Every line containing the string "définis" should be returned from the records.

-- THE RECORDS follows --

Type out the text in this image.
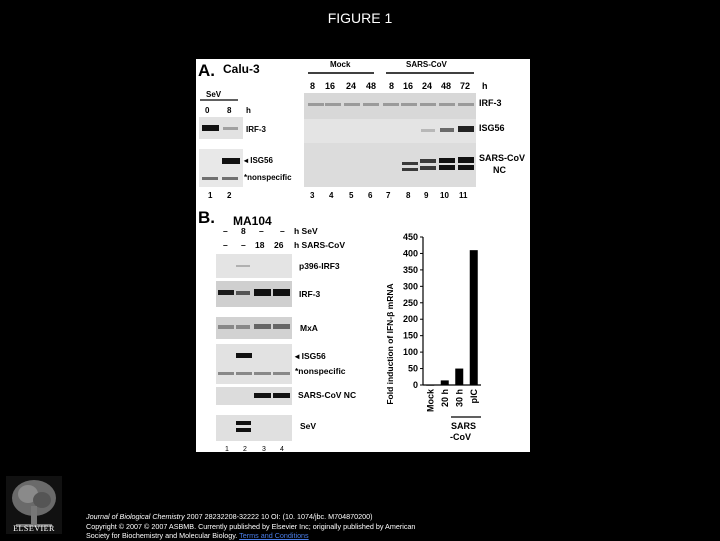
FIGURE 1
A. Calu-3	Mock	SARS-CoV
8 16 24 48 8 16 24 48 72 h
IRF-3
ISG56
SARS-CoV
NC
3 4 5 6 7 8 9 10 11
SeV
0 8 h
IRF-3
◂ ISG56
*nonspecific
1 2
B. MA104
– 8 – – h SeV
– – 18 26 h SARS-CoV
p396-IRF3
IRF-3
MxA
◂ ISG56
*nonspecific
SARS-CoV NC
SeV
1 2 3 4
Fold induction of IFN-β mRNA 0
50
100
150
200
250
300
350
400
450
Mock 20 h 30 h pIC
SARS
-CoV
ELSEVIER
Journal of Biological Chemistry 2007 28232208-32222 10 OI: (10. 1074/jbc. M704870200)
Copyright © 2007 © 2007 ASBMB. Currently published by Elsevier Inc; originally published by American
Society for Biochemistry and Molecular Biology. Terms and Conditions
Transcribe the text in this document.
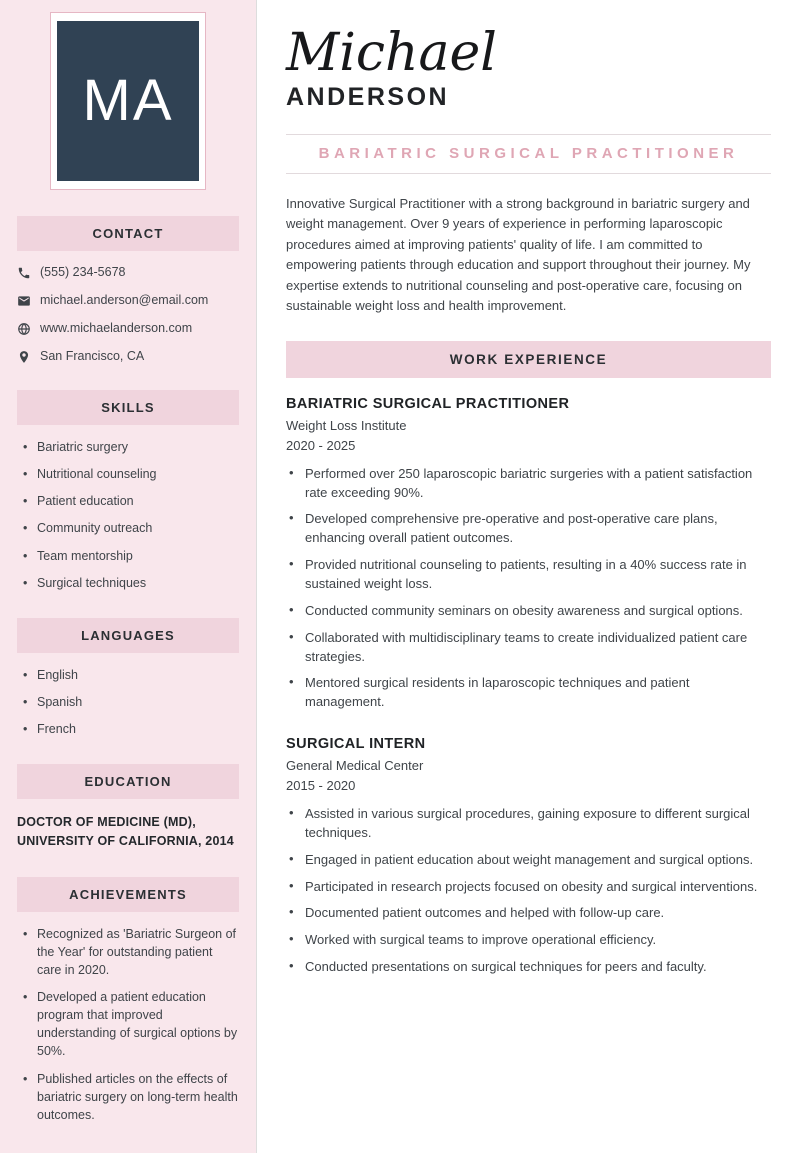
MA
CONTACT
(555) 234-5678
michael.anderson@email.com
www.michaelanderson.com
San Francisco, CA
SKILLS
• Bariatric surgery
• Nutritional counseling
• Patient education
• Community outreach
• Team mentorship
• Surgical techniques
LANGUAGES
• English
• Spanish
• French
EDUCATION
DOCTOR OF MEDICINE (MD), UNIVERSITY OF CALIFORNIA, 2014
ACHIEVEMENTS
• Recognized as 'Bariatric Surgeon of the Year' for outstanding patient care in 2020.
• Developed a patient education program that improved understanding of surgical options by 50%.
• Published articles on the effects of bariatric surgery on long-term health outcomes.
Michael
ANDERSON
BARIATRIC SURGICAL PRACTITIONER

Innovative Surgical Practitioner with a strong background in bariatric surgery and weight management. Over 9 years of experience in performing laparoscopic procedures aimed at improving patients' quality of life. I am committed to empowering patients through education and support throughout their journey. My expertise extends to nutritional counseling and post-operative care, focusing on sustainable weight loss and health improvement.

WORK EXPERIENCE
BARIATRIC SURGICAL PRACTITIONER
Weight Loss Institute
2020 - 2025
• Performed over 250 laparoscopic bariatric surgeries with a patient satisfaction rate exceeding 90%.
• Developed comprehensive pre-operative and post-operative care plans, enhancing overall patient outcomes.
• Provided nutritional counseling to patients, resulting in a 40% success rate in sustained weight loss.
• Conducted community seminars on obesity awareness and surgical options.
• Collaborated with multidisciplinary teams to create individualized patient care strategies.
• Mentored surgical residents in laparoscopic techniques and patient management.
SURGICAL INTERN
General Medical Center
2015 - 2020
• Assisted in various surgical procedures, gaining exposure to different surgical techniques.
• Engaged in patient education about weight management and surgical options.
• Participated in research projects focused on obesity and surgical interventions.
• Documented patient outcomes and helped with follow-up care.
• Worked with surgical teams to improve operational efficiency.
• Conducted presentations on surgical techniques for peers and faculty.
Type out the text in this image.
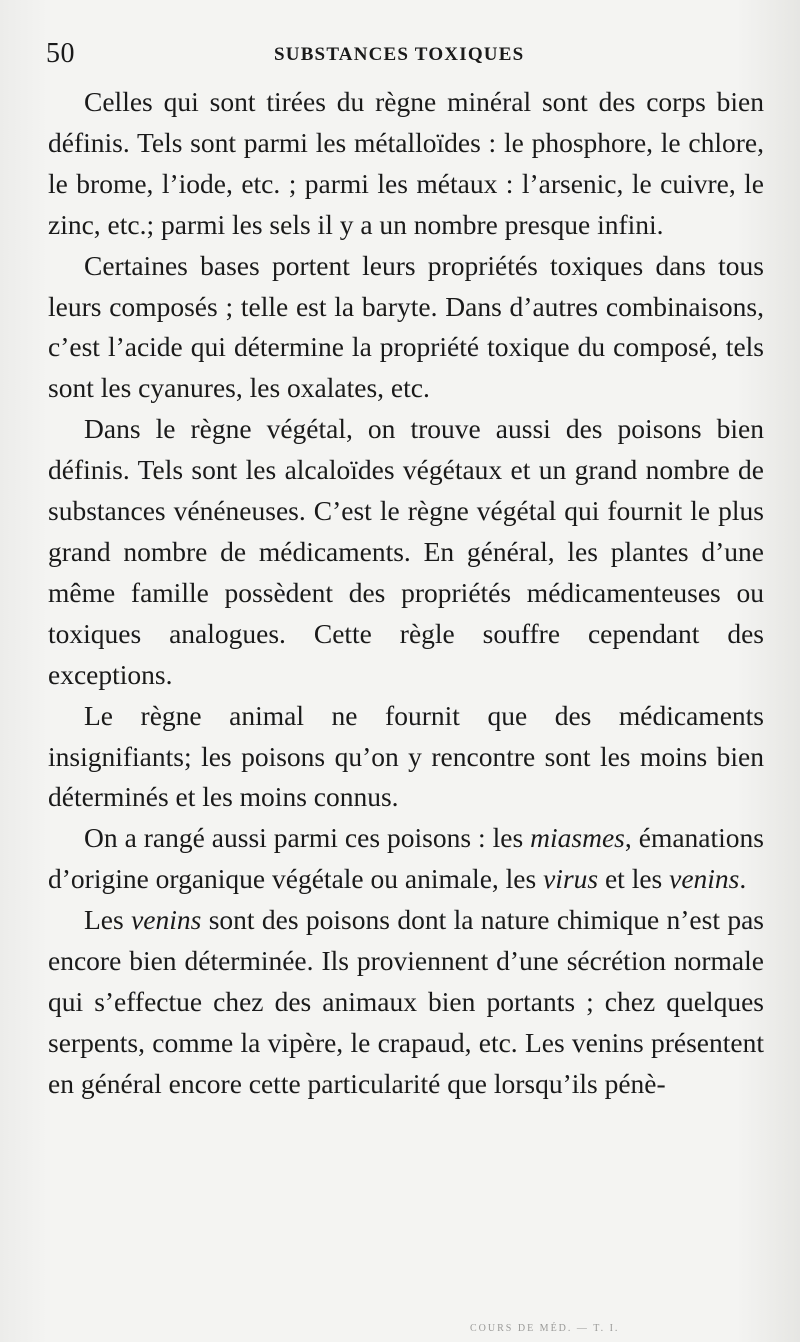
50	SUBSTANCES TOXIQUES

Celles qui sont tirées du règne minéral sont des corps bien définis. Tels sont parmi les métalloïdes : le phosphore, le chlore, le brome, l’iode, etc. ; parmi les métaux : l’arsenic, le cuivre, le zinc, etc.; parmi les sels il y a un nombre presque infini.

Certaines bases portent leurs propriétés toxiques dans tous leurs composés ; telle est la baryte. Dans d’autres combinaisons, c’est l’acide qui détermine la propriété toxique du composé, tels sont les cyanures, les oxalates, etc.

Dans le règne végétal, on trouve aussi des poisons bien définis. Tels sont les alcaloïdes végétaux et un grand nombre de substances vénéneuses. C’est le règne végétal qui fournit le plus grand nombre de médicaments. En général, les plantes d’une même famille possèdent des propriétés médicamenteuses ou toxiques analogues. Cette règle souffre cependant des exceptions.

Le règne animal ne fournit que des médicaments insignifiants; les poisons qu’on y rencontre sont les moins bien déterminés et les moins connus.

On a rangé aussi parmi ces poisons : les miasmes, émanations d’origine organique végétale ou animale, les virus et les venins.

Les venins sont des poisons dont la nature chimique n’est pas encore bien déterminée. Ils proviennent d’une sécrétion normale qui s’effectue chez des animaux bien portants ; chez quelques serpents, comme la vipère, le crapaud, etc. Les venins présentent en général encore cette particularité que lorsqu’ils pénè-

COURS DE MÉD. — T. I.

-- THE RECORDS concluded --

### [FINISHED TASK]
Celles qui sont tirées du règne minéral sont des corps bien définis. Tels sont parmi les métalloïdes : le phosphore, le chlore, le brome, l’iode, etc. ; parmi les métaux : l’arsenic, le cuivre, le zinc, etc.; parmi les sels il y a un nombre presque infini.
Dans le règne végétal, on trouve aussi des poisons bien définis. Tels sont les alcaloïdes végétaux et un grand nombre de substances vénéneuses. C’est le règne végétal qui fournit le plus grand nombre de médicaments. En général, les plantes d’une même famille possèdent des propriétés médicamenteuses ou toxiques analogues. Cette règle souffre cependant des exceptions.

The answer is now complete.